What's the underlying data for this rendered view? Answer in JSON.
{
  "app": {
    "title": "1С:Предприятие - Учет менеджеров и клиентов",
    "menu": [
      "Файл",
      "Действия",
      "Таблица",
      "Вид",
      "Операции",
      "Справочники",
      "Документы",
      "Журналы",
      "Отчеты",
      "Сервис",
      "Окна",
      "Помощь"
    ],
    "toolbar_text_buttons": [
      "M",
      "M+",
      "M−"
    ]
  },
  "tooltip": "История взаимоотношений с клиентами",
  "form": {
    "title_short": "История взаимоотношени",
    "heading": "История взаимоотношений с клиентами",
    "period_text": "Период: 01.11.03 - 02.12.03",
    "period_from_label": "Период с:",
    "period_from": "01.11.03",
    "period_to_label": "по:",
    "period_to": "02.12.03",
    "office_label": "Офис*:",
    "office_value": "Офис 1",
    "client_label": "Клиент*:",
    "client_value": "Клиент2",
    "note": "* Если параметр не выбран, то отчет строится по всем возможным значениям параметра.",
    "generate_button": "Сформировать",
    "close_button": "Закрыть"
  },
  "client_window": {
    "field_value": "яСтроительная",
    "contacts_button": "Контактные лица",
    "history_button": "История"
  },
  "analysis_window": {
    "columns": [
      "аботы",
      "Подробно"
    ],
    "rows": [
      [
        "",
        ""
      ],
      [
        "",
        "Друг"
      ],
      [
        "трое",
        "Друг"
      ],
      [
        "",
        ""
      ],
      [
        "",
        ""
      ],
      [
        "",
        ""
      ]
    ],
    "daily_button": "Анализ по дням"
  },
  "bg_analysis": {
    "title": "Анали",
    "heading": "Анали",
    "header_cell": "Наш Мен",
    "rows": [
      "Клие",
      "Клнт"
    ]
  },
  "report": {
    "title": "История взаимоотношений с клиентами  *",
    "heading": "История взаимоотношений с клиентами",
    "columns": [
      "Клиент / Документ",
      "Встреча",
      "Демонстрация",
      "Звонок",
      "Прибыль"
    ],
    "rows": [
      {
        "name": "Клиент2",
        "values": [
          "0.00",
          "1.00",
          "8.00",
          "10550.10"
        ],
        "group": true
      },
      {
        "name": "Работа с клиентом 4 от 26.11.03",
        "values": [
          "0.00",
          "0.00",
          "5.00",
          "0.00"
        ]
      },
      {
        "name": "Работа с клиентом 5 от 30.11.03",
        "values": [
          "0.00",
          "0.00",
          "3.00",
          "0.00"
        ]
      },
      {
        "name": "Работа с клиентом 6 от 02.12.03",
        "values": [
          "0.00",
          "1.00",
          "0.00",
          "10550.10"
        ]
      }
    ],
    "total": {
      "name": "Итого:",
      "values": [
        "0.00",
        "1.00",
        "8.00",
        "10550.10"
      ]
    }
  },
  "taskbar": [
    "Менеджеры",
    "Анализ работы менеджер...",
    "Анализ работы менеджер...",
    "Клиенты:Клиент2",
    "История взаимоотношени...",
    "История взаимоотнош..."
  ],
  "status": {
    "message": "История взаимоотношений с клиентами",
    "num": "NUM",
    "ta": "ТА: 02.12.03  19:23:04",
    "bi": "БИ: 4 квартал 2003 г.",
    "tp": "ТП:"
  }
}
★ ★ ★ ★ ★ ★ ★
**What you need to do**
Across the records, count the lines holding the string "Работа". Give the number and stop.

**Written response**
3